Repeat, exactly and completely, the entries shown underneath.

Records:
++++++++++
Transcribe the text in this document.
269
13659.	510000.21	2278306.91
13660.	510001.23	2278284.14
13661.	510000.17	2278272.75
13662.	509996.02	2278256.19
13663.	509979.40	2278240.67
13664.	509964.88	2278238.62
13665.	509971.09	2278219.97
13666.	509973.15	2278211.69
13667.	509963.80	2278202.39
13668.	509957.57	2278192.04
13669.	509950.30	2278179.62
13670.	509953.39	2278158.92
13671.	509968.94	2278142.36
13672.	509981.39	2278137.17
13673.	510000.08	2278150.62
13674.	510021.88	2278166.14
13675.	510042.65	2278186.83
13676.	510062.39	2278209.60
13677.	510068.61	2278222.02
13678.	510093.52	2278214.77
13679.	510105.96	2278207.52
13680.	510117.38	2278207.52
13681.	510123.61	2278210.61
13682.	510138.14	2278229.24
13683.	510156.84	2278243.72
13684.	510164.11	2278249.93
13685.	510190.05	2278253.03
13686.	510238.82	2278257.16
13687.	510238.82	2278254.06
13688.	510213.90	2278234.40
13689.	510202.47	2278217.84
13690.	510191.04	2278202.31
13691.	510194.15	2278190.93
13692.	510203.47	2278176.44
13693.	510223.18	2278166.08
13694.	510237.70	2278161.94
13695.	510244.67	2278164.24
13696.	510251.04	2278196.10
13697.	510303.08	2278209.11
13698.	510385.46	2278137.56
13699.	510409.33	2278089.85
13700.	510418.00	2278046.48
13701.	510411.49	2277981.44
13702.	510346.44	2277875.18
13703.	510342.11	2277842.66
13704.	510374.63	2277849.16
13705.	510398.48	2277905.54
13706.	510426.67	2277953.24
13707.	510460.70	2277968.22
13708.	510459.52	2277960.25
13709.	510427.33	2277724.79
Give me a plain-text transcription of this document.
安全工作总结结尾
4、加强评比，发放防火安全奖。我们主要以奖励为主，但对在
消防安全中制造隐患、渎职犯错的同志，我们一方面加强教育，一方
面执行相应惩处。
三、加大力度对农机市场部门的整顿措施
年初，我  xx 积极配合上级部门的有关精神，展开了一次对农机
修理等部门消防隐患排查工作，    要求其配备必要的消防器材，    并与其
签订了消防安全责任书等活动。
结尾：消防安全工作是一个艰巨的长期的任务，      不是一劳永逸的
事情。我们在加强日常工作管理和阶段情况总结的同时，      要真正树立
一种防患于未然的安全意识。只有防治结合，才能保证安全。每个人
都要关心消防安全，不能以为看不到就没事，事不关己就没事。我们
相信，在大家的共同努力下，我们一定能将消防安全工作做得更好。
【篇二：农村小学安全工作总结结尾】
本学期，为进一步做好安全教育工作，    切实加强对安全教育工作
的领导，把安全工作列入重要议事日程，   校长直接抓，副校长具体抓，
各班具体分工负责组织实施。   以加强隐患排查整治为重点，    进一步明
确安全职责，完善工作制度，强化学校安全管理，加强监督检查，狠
++++++++++
Final result:
Transcribe the text in this document.
269
13659.	510000.21	2278306.91
13660.	510001.23	2278284.14
13661.	510000.17	2278272.75
13662.	509996.02	2278256.19
13663.	509979.40	2278240.67
13664.	509964.88	2278238.62
13665.	509971.09	2278219.97
13666.	509973.15	2278211.69
13667.	509963.80	2278202.39
13668.	509957.57	2278192.04
13669.	509950.30	2278179.62
13670.	509953.39	2278158.92
13671.	509968.94	2278142.36
13672.	509981.39	2278137.17
13673.	510000.08	2278150.62
13674.	510021.88	2278166.14
13675.	510042.65	2278186.83
13676.	510062.39	2278209.60
13677.	510068.61	2278222.02
13678.	510093.52	2278214.77
13679.	510105.96	2278207.52
13680.	510117.38	2278207.52
13681.	510123.61	2278210.61
13682.	510138.14	2278229.24
13683.	510156.84	2278243.72
13684.	510164.11	2278249.93
13685.	510190.05	2278253.03
13686.	510238.82	2278257.16
13687.	510238.82	2278254.06
13688.	510213.90	2278234.40
13689.	510202.47	2278217.84
13690.	510191.04	2278202.31
13691.	510194.15	2278190.93
13692.	510203.47	2278176.44
13693.	510223.18	2278166.08
13694.	510237.70	2278161.94
13695.	510244.67	2278164.24
13696.	510251.04	2278196.10
13697.	510303.08	2278209.11
13698.	510385.46	2278137.56
13699.	510409.33	2278089.85
13700.	510418.00	2278046.48
13701.	510411.49	2277981.44
13702.	510346.44	2277875.18
13703.	510342.11	2277842.66
13704.	510374.63	2277849.16
13705.	510398.48	2277905.54
13706.	510426.67	2277953.24
13707.	510460.70	2277968.22
13708.	510459.52	2277960.25
13709.	510427.33	2277724.79
Give me a plain-text transcription of this document.
安全工作总结结尾
4、加强评比，发放防火安全奖。我们主要以奖励为主，但对在
消防安全中制造隐患、渎职犯错的同志，我们一方面加强教育，一方
面执行相应惩处。
三、加大力度对农机市场部门的整顿措施
年初，我  xx 积极配合上级部门的有关精神，展开了一次对农机
修理等部门消防隐患排查工作，    要求其配备必要的消防器材，    并与其
签订了消防安全责任书等活动。
结尾：消防安全工作是一个艰巨的长期的任务，      不是一劳永逸的
事情。我们在加强日常工作管理和阶段情况总结的同时，      要真正树立
一种防患于未然的安全意识。只有防治结合，才能保证安全。每个人
都要关心消防安全，不能以为看不到就没事，事不关己就没事。我们
相信，在大家的共同努力下，我们一定能将消防安全工作做得更好。
【篇二：农村小学安全工作总结结尾】
本学期，为进一步做好安全教育工作，    切实加强对安全教育工作
的领导，把安全工作列入重要议事日程，   校长直接抓，副校长具体抓，
各班具体分工负责组织实施。   以加强隐患排查整治为重点，    进一步明
确安全职责，完善工作制度，强化学校安全管理，加强监督检查，狠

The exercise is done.